▸ WHAT YOU WILL DO: Please set out the lines starting at the one containing "- customer-name-label: 客户名称: [19, 100, 59, 111]" and ending at the one containing "- scroll-up-icon[interactable]: [585, 177, 595, 187]" as a numbered list, leaving out any blank lines.

Dataset excerpt
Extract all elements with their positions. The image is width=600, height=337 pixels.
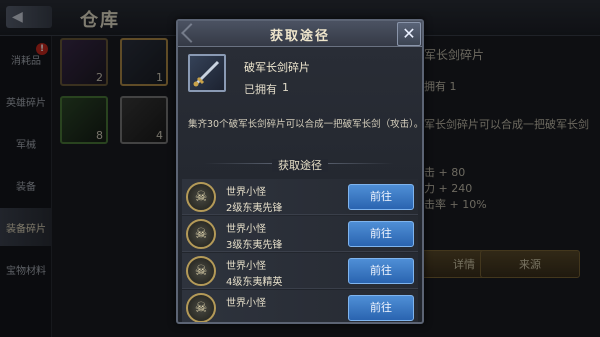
list-item: ☠ 世界小怪 4级东夷精英 前往 — [182, 253, 418, 289]
go-button[interactable]: 前往 — [348, 295, 414, 321]
dialog-header: 获取途径 ✕ — [178, 21, 422, 47]
close-button[interactable]: ✕ — [397, 22, 421, 46]
list-item: ☠ 世界小怪 前往 — [182, 290, 418, 322]
close-icon: ✕ — [402, 24, 416, 43]
route-name: 世界小怪 — [226, 187, 266, 198]
monster-skull-icon: ☠ — [186, 256, 216, 286]
dialog-title: 获取途径 — [269, 29, 330, 44]
sword-fragment-icon — [188, 54, 226, 92]
owned-label: 已拥有 — [244, 83, 277, 96]
route-name: 世界小怪 — [226, 261, 266, 272]
route-list[interactable]: ☠ 世界小怪 2级东夷先锋 前往 ☠ 世界小怪 3级东夷先锋 前往 ☠ 世界小怪… — [182, 179, 418, 322]
route-target: 2级东夷先锋 — [226, 203, 283, 214]
list-item: ☠ 世界小怪 3级东夷先锋 前往 — [182, 216, 418, 252]
section-title-text: 获取途径 — [272, 159, 328, 172]
owned-count: 1 — [282, 81, 289, 94]
item-description: 集齐30个破军长剑碎片可以合成一把破军长剑（攻击）。 — [188, 119, 424, 130]
route-name: 世界小怪 — [226, 224, 266, 235]
acquire-route-dialog: 获取途径 ✕ 破军长剑碎片 已拥有 1 集齐30个破军长剑碎片可以合成一把破军长… — [176, 19, 424, 324]
go-button[interactable]: 前往 — [348, 221, 414, 247]
go-button[interactable]: 前往 — [348, 258, 414, 284]
route-target: 3级东夷先锋 — [226, 240, 283, 251]
monster-skull-icon: ☠ — [186, 182, 216, 212]
monster-skull-icon: ☠ — [186, 293, 216, 322]
route-name: 世界小怪 — [226, 298, 266, 309]
item-name: 破军长剑碎片 — [244, 61, 310, 74]
route-target: 4级东夷精英 — [226, 277, 283, 288]
list-item: ☠ 世界小怪 2级东夷先锋 前往 — [182, 179, 418, 215]
section-title: 获取途径 — [178, 157, 422, 173]
monster-skull-icon: ☠ — [186, 219, 216, 249]
go-button[interactable]: 前往 — [348, 184, 414, 210]
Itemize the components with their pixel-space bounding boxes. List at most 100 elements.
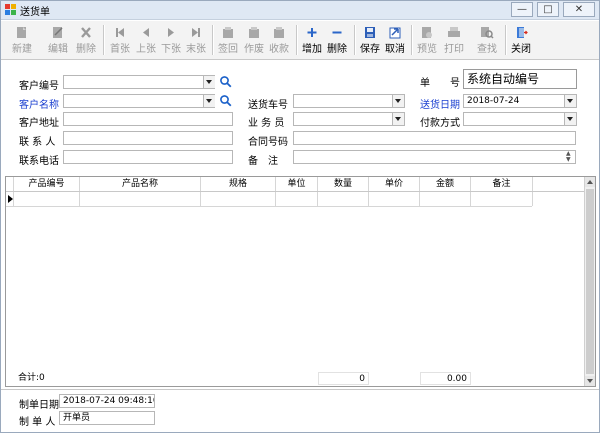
- customer-name-label: 客户名称: [19, 100, 59, 111]
- find-icon: [481, 27, 494, 39]
- scroll-down-icon[interactable]: [585, 376, 595, 386]
- col-unit[interactable]: 单位: [276, 177, 318, 191]
- scroll-up-icon[interactable]: [585, 177, 595, 187]
- search-icon[interactable]: [219, 75, 232, 88]
- col-product-code[interactable]: 产品编号: [14, 177, 80, 191]
- chevron-down-icon[interactable]: [392, 113, 404, 125]
- cell-remark[interactable]: [471, 192, 533, 206]
- app-icon: [5, 4, 16, 15]
- product-grid[interactable]: 产品编号 产品名称 规格 单位 数量 单价 金额 备注 合计:0 0 0.00: [5, 176, 596, 387]
- preview-button[interactable]: 预览: [414, 23, 440, 57]
- customer-name-select[interactable]: [63, 94, 215, 108]
- payment-method-select[interactable]: [463, 112, 577, 126]
- title-bar: 送货单 — □ ✕: [1, 1, 599, 20]
- total-quantity: 0: [318, 372, 369, 385]
- save-button[interactable]: 保存: [357, 23, 383, 57]
- edit-button[interactable]: 编辑: [45, 23, 71, 57]
- preview-icon: [422, 27, 432, 38]
- toolbar-separator: [411, 25, 413, 55]
- col-amount[interactable]: 金额: [420, 177, 471, 191]
- cell-spec[interactable]: [201, 192, 276, 206]
- next-record-button[interactable]: 下张: [158, 23, 184, 57]
- chevron-down-icon[interactable]: [564, 95, 576, 107]
- grid-totals-row: 合计:0 0 0.00: [6, 372, 586, 386]
- grid-header: 产品编号 产品名称 规格 单位 数量 单价 金额 备注: [6, 177, 586, 192]
- delivery-date-picker[interactable]: 2018-07-24: [463, 94, 577, 108]
- col-unit-price[interactable]: 单价: [369, 177, 420, 191]
- cancel-button[interactable]: 取消: [382, 23, 408, 57]
- salesperson-label: 业 务 员: [248, 118, 285, 129]
- customer-address-field[interactable]: [63, 112, 233, 126]
- close-button[interactable]: 关闭: [508, 23, 534, 57]
- cell-quantity[interactable]: [318, 192, 369, 206]
- vehicle-no-label: 送货车号: [248, 100, 288, 111]
- find-button[interactable]: 查找: [474, 23, 500, 57]
- void-button[interactable]: 作废: [241, 23, 267, 57]
- close-window-button[interactable]: ✕: [563, 2, 595, 17]
- creator-field: 开单员: [59, 411, 155, 425]
- new-button[interactable]: 新建: [9, 23, 35, 57]
- contact-phone-field[interactable]: [63, 150, 233, 164]
- prev-record-button[interactable]: 上张: [133, 23, 159, 57]
- remark-field[interactable]: [293, 150, 576, 164]
- cell-product-name[interactable]: [80, 192, 201, 206]
- vehicle-no-select[interactable]: [293, 94, 405, 108]
- last-record-button[interactable]: 末张: [183, 23, 209, 57]
- search-icon[interactable]: [219, 94, 232, 107]
- chevron-down-icon[interactable]: [564, 113, 576, 125]
- print-icon: [448, 27, 460, 37]
- next-icon: [168, 28, 174, 37]
- contract-no-label: 合同号码: [248, 137, 288, 148]
- toolbar: 新建 编辑 删除 首张 上张 下张 末张 签回 作废 收款 增加 删除 保存 取…: [1, 21, 599, 60]
- remark-label: 备 注: [248, 156, 278, 167]
- delete-button[interactable]: 删除: [73, 23, 99, 57]
- spin-arrows-icon[interactable]: ▲ ▼: [566, 151, 571, 163]
- cell-amount[interactable]: [420, 192, 471, 206]
- created-date-label: 制单日期: [19, 400, 59, 411]
- col-quantity[interactable]: 数量: [318, 177, 369, 191]
- contract-no-field[interactable]: [293, 131, 576, 145]
- receive-payment-icon: [274, 27, 284, 38]
- maximize-button[interactable]: □: [537, 2, 559, 17]
- salesperson-select[interactable]: [293, 112, 405, 126]
- doc-no-field: 系统自动编号: [463, 69, 577, 89]
- delivery-date-label: 送货日期: [420, 100, 460, 111]
- cancel-icon: [389, 27, 401, 39]
- close-door-icon: [517, 27, 528, 38]
- grid-corner: [6, 177, 14, 191]
- row-indicator-cell: [6, 192, 14, 206]
- print-button[interactable]: 打印: [441, 23, 467, 57]
- add-row-button[interactable]: 增加: [299, 23, 325, 57]
- created-date-field: 2018-07-24 09:48:10: [59, 394, 155, 408]
- receive-payment-button[interactable]: 收款: [266, 23, 292, 57]
- toolbar-separator: [212, 25, 214, 55]
- delete-row-button[interactable]: 删除: [324, 23, 350, 57]
- chevron-down-icon[interactable]: [203, 76, 215, 88]
- minimize-button[interactable]: —: [511, 2, 533, 17]
- vertical-scrollbar[interactable]: [584, 177, 595, 386]
- contact-label: 联 系 人: [19, 137, 56, 148]
- col-product-name[interactable]: 产品名称: [80, 177, 201, 191]
- save-icon: [365, 27, 375, 38]
- chevron-down-icon[interactable]: [203, 95, 215, 107]
- cell-unit-price[interactable]: [369, 192, 420, 206]
- col-remark[interactable]: 备注: [471, 177, 533, 191]
- plus-icon: [307, 28, 317, 37]
- col-spec[interactable]: 规格: [201, 177, 276, 191]
- cell-product-code[interactable]: [14, 192, 80, 206]
- contact-field[interactable]: [63, 131, 233, 145]
- scroll-thumb[interactable]: [586, 189, 594, 374]
- creator-label: 制 单 人: [19, 417, 56, 428]
- cell-unit[interactable]: [276, 192, 318, 206]
- chevron-down-icon[interactable]: [392, 95, 404, 107]
- delete-x-icon: [81, 27, 91, 38]
- void-icon: [249, 27, 259, 38]
- first-record-button[interactable]: 首张: [107, 23, 133, 57]
- customer-code-label: 客户编号: [19, 81, 59, 92]
- table-row[interactable]: [6, 192, 533, 207]
- toolbar-separator: [505, 25, 507, 55]
- toolbar-separator: [354, 25, 356, 55]
- delivery-date-value: 2018-07-24: [467, 96, 520, 106]
- customer-code-select[interactable]: [63, 75, 215, 89]
- sign-back-button[interactable]: 签回: [215, 23, 241, 57]
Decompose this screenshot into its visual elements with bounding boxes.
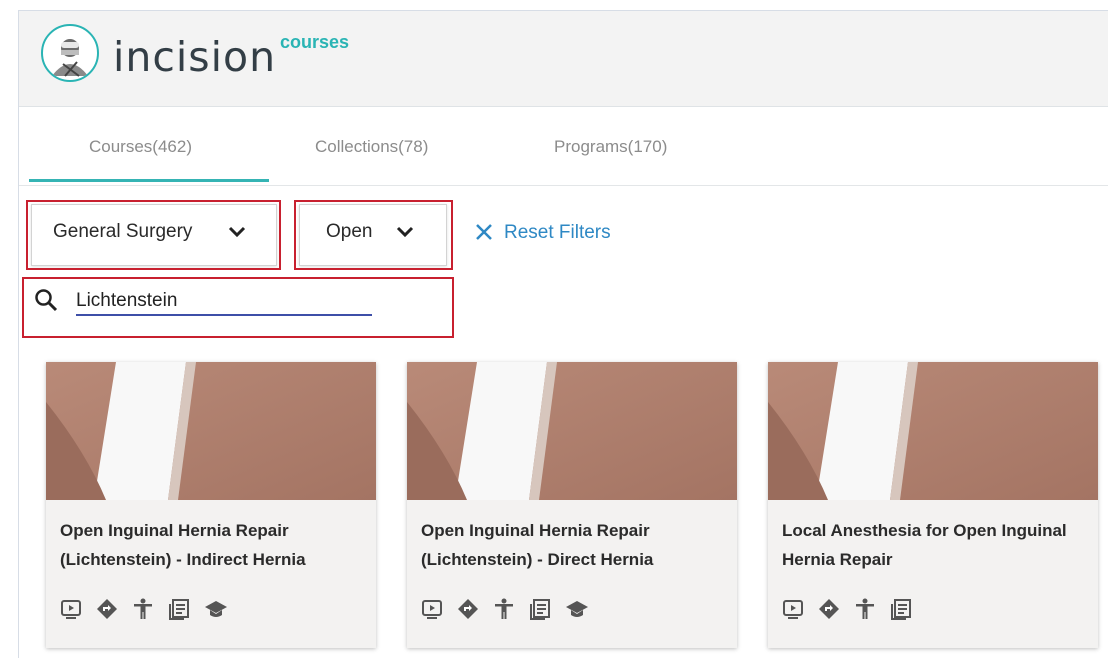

▸ EXERCISE OUTPUT:
1. - customer-name-label: 客户名称: [19, 100, 59, 111]
2. - find-icon: [481, 27, 494, 39]
3. - scroll-down-icon[interactable]: [585, 376, 595, 386]
4. - col-unit[interactable]: 单位: [276, 177, 318, 191]
5. - scroll-up-icon[interactable]: [585, 177, 595, 187]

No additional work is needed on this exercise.